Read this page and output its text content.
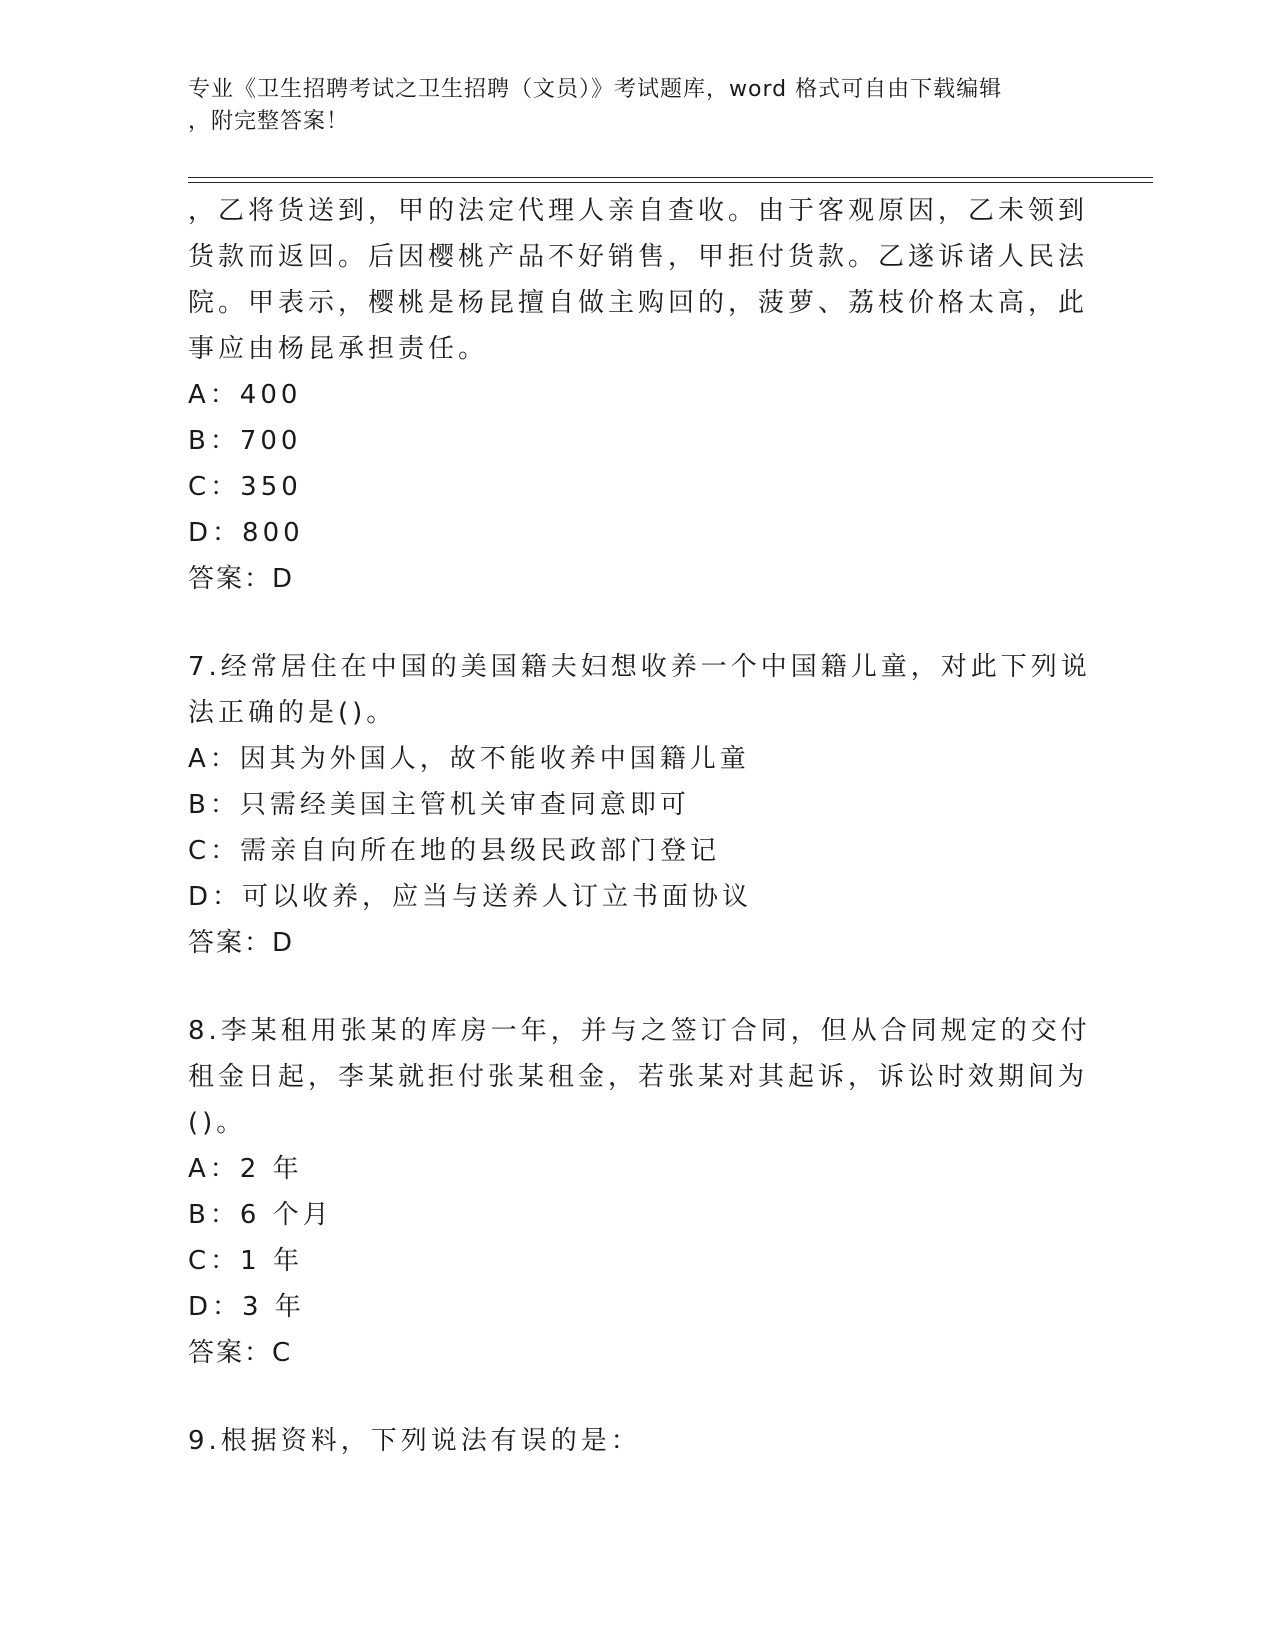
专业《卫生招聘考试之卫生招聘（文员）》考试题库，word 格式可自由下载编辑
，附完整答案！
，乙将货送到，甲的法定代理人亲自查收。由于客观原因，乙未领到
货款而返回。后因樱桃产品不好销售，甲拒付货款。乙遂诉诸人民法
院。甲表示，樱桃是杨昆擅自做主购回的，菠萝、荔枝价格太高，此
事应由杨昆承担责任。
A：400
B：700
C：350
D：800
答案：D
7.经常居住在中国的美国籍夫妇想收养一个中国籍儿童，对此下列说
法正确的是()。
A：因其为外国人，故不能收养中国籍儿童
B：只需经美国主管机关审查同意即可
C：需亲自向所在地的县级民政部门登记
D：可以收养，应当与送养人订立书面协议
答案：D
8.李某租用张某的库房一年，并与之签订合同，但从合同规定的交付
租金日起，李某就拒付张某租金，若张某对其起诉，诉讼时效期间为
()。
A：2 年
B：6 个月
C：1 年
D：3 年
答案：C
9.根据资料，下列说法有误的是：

* * *

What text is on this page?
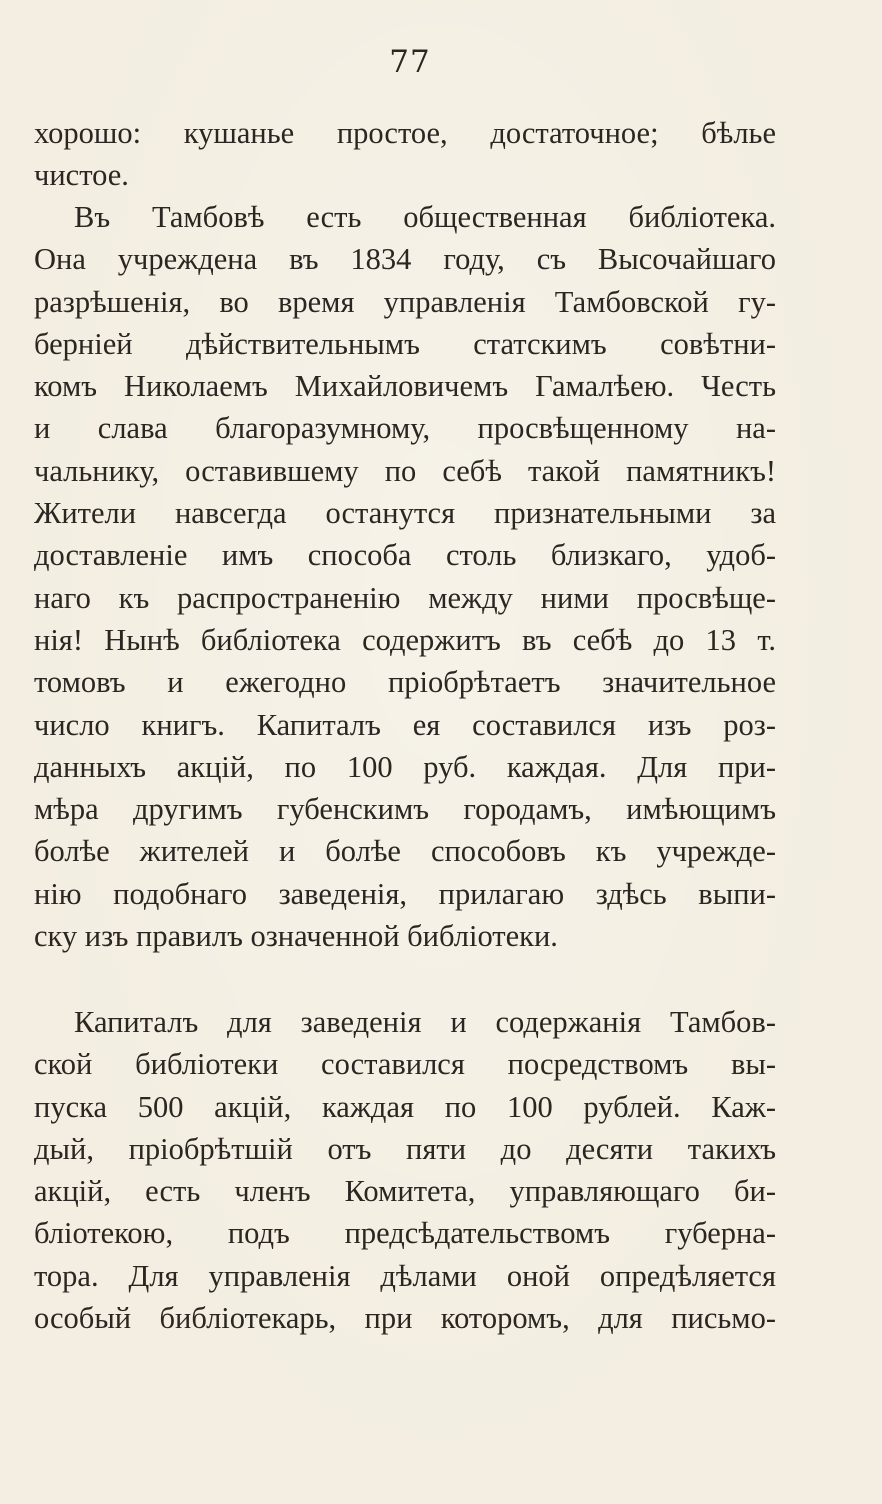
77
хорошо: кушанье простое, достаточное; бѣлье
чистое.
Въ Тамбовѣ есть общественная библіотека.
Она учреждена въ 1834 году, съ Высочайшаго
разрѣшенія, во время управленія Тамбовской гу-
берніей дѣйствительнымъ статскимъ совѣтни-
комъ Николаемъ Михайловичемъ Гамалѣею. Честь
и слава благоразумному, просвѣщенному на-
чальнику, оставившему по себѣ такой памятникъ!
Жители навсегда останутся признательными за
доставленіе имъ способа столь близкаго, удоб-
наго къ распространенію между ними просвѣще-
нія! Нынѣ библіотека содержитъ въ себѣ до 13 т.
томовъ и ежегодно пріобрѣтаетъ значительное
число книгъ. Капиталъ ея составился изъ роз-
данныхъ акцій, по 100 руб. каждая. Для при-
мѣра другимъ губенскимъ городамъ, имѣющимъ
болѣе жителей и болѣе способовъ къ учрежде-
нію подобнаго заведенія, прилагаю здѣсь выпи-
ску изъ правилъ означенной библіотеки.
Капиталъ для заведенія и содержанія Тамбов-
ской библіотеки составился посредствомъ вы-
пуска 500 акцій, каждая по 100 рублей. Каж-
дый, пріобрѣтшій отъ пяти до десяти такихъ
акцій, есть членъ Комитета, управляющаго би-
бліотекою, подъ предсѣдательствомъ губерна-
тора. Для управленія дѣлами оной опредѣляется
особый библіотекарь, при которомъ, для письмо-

==

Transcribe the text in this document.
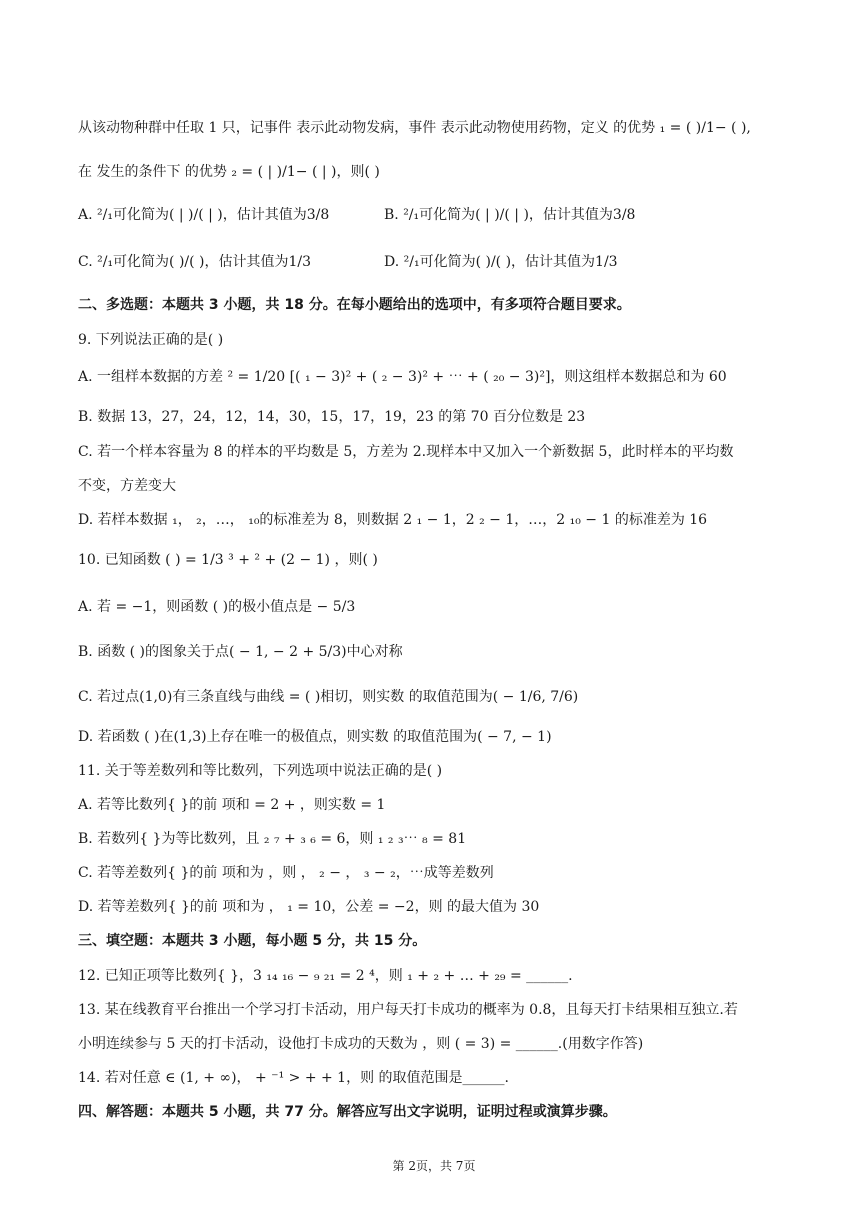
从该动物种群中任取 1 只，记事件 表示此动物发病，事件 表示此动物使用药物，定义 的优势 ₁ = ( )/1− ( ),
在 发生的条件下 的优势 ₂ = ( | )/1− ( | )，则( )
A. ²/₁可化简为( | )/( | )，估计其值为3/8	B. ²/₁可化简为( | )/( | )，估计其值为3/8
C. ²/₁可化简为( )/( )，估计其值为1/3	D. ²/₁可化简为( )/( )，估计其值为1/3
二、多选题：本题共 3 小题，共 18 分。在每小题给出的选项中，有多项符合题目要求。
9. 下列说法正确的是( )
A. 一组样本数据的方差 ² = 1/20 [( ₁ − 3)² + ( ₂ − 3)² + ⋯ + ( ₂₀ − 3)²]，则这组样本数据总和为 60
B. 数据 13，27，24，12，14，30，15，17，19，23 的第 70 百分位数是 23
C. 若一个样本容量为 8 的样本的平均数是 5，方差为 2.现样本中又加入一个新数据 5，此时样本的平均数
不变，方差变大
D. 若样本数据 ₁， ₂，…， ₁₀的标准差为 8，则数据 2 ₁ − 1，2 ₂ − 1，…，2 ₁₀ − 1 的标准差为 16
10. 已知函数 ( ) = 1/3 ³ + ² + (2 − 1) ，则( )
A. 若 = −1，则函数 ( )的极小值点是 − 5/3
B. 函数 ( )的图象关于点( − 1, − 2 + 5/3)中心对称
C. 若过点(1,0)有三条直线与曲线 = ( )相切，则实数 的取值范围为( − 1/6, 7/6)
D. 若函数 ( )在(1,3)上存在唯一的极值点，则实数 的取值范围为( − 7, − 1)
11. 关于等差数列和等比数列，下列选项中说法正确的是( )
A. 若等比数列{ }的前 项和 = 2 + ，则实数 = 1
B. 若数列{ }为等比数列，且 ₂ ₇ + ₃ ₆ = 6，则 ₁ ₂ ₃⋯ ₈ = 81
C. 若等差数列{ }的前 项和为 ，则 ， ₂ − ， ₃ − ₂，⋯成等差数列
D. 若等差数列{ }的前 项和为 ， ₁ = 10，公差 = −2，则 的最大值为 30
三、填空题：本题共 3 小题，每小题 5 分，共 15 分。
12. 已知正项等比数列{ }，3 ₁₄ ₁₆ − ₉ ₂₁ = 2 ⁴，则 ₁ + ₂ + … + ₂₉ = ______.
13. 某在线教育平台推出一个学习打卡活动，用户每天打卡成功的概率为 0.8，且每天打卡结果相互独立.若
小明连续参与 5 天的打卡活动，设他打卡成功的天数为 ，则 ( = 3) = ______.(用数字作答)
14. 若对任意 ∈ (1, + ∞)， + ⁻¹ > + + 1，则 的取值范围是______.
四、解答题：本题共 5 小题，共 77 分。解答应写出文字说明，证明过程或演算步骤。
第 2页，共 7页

Exercise task - Scan the listing above and identify each line holding the string "каждая"; copy every such line.

Full output -
данныхъ акцій, по 100 руб. каждая. Для при-
пуска 500 акцій, каждая по 100 рублей. Каж-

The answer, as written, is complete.